Given records start
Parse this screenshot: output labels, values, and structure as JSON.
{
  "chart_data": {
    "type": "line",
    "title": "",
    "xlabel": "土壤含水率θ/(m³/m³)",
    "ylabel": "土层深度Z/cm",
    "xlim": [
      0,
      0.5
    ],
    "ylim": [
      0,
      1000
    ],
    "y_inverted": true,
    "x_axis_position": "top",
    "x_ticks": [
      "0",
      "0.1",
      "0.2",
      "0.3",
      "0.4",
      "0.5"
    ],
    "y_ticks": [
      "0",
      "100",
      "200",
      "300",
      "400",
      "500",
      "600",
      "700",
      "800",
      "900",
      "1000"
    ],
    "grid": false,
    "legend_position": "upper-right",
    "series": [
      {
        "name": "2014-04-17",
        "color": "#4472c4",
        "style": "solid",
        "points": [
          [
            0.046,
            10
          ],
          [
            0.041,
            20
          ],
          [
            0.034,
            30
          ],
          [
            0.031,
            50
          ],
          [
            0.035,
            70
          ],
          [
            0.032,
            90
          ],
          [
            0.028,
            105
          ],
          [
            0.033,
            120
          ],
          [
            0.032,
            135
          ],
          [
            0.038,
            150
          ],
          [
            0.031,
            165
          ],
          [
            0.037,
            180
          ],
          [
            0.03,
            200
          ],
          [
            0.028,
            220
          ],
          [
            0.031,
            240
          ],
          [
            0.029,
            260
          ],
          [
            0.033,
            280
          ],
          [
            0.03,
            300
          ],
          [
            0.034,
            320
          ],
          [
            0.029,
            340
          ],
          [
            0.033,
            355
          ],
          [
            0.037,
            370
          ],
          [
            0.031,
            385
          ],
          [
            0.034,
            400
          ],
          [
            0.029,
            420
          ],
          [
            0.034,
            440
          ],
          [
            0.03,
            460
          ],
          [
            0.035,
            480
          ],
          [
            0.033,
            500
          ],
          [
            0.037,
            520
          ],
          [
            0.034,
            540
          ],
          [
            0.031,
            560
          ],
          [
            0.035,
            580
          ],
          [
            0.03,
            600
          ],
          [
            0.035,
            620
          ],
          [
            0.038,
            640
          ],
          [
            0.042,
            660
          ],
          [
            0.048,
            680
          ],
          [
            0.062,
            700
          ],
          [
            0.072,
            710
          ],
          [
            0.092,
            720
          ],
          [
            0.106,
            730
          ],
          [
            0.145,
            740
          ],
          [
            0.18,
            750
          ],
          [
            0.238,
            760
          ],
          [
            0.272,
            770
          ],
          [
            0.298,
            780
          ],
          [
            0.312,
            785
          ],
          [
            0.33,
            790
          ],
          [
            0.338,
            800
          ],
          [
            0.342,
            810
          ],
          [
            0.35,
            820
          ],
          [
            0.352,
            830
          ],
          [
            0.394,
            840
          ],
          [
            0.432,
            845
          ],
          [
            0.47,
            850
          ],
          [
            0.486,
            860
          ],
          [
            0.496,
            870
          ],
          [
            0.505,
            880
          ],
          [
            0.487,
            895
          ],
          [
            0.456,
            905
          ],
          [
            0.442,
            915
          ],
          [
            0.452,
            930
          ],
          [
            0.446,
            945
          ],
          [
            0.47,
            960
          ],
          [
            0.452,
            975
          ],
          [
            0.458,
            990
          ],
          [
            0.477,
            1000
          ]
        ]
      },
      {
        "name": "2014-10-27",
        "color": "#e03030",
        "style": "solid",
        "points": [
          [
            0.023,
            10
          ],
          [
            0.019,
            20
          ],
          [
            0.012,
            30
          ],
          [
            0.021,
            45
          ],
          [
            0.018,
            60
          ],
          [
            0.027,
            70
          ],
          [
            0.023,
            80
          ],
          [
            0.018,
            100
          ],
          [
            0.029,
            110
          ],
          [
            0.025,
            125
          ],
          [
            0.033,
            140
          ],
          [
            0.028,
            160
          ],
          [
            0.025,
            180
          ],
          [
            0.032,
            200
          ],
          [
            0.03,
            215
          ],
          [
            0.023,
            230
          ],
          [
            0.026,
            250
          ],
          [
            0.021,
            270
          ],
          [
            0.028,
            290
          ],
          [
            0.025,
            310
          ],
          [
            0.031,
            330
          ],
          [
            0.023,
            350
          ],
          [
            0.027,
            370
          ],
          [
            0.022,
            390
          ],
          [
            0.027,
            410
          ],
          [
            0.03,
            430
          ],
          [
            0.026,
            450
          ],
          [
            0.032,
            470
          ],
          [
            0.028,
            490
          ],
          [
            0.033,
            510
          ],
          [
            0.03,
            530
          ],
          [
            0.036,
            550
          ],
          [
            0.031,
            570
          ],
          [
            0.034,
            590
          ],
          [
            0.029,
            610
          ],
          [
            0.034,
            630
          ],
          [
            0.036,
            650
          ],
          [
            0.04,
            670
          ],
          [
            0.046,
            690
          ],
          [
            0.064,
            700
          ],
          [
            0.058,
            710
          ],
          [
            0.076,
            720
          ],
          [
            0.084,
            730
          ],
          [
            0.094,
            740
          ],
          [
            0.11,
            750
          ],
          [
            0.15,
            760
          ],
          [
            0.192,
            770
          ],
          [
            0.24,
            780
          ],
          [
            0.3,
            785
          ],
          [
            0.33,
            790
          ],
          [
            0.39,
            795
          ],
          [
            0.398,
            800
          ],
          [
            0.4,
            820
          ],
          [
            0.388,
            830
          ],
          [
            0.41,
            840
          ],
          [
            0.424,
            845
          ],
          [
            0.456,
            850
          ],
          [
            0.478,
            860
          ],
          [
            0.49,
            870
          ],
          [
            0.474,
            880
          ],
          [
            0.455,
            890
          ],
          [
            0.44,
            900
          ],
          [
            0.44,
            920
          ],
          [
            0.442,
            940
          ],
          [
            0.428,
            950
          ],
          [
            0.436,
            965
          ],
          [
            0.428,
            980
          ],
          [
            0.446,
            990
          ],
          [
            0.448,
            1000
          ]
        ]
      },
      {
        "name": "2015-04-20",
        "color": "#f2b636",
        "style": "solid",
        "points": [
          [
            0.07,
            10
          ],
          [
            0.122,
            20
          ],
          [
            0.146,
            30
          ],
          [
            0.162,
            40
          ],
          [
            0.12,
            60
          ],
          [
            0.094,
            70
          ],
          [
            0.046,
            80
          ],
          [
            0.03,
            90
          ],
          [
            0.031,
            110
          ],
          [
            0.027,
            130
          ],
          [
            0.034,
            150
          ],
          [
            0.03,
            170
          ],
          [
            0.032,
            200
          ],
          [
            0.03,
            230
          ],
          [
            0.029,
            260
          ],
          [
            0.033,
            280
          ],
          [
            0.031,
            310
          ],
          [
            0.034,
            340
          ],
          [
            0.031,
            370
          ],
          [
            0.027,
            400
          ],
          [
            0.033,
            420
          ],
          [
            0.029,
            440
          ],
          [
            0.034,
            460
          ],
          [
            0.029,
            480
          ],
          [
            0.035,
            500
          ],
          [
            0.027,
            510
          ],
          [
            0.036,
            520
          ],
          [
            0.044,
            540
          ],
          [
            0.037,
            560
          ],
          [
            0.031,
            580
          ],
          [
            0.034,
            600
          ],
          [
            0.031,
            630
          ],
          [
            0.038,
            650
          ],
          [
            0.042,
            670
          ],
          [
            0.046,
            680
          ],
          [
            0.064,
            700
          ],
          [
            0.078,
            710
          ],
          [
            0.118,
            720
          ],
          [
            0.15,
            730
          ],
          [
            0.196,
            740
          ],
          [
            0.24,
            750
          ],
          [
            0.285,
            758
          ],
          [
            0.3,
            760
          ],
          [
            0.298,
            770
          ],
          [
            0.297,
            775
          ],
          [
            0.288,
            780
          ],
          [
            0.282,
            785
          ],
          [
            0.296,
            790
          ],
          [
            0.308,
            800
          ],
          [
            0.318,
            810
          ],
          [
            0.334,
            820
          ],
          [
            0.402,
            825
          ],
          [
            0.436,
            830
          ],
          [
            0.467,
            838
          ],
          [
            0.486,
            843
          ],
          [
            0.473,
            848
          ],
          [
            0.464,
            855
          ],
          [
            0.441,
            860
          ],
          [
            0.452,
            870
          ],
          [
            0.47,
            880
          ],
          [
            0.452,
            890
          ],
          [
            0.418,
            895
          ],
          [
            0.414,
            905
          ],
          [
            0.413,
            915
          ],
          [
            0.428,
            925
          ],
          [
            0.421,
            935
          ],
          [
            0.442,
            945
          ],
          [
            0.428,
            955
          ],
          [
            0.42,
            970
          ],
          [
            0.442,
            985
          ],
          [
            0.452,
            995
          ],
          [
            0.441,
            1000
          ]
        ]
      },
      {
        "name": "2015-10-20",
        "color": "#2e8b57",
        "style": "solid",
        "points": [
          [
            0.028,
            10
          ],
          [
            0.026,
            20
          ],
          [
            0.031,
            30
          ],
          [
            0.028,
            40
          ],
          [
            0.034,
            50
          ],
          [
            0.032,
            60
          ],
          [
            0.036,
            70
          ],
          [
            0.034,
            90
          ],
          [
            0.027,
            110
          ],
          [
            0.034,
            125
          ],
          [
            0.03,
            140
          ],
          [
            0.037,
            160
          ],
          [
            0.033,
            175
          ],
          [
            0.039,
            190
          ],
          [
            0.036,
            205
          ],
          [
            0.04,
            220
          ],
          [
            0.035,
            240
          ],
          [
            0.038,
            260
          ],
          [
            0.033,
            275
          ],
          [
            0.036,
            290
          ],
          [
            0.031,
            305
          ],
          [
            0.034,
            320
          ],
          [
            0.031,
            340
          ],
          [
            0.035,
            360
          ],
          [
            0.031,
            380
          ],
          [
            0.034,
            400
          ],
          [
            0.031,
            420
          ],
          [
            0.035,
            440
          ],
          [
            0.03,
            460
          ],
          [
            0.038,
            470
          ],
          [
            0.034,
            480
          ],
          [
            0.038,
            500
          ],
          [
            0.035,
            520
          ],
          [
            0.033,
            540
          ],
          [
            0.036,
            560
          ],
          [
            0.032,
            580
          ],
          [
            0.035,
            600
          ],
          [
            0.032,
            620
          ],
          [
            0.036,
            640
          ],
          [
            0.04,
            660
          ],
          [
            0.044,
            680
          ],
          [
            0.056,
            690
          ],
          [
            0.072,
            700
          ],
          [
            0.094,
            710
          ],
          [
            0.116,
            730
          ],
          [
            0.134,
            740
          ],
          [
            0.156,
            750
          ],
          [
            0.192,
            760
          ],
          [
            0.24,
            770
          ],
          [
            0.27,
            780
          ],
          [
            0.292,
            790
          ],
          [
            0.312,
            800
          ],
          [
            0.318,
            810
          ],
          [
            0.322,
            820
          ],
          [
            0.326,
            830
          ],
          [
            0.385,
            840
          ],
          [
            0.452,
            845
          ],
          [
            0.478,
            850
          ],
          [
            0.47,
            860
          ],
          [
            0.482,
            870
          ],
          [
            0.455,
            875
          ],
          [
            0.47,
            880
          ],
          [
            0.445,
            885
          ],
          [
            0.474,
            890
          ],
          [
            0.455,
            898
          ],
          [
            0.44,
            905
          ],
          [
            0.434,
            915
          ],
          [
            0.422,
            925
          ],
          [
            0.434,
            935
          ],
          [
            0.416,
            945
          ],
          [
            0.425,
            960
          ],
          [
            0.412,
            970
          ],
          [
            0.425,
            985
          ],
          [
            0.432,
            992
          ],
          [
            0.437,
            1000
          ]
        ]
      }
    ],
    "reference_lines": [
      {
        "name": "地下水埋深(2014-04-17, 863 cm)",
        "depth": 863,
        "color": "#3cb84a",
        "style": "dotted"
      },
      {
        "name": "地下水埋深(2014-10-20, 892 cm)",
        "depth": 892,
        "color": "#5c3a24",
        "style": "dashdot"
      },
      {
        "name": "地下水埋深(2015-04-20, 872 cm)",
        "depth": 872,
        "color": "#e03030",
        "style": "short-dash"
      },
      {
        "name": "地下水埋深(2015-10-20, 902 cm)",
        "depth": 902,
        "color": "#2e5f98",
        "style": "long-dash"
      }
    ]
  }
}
Given records end
Given task: Lines that include the word "name" are to be extracted from the data above.

Task output:
        "name": "2014-04-17",
        "name": "2014-10-27",
        "name": "2015-04-20",
        "name": "2015-10-20",
        "name": "地下水埋深(2014-04-17, 863 cm)",
        "name": "地下水埋深(2014-10-20, 892 cm)",
        "name": "地下水埋深(2015-04-20, 872 cm)",
        "name": "地下水埋深(2015-10-20, 902 cm)",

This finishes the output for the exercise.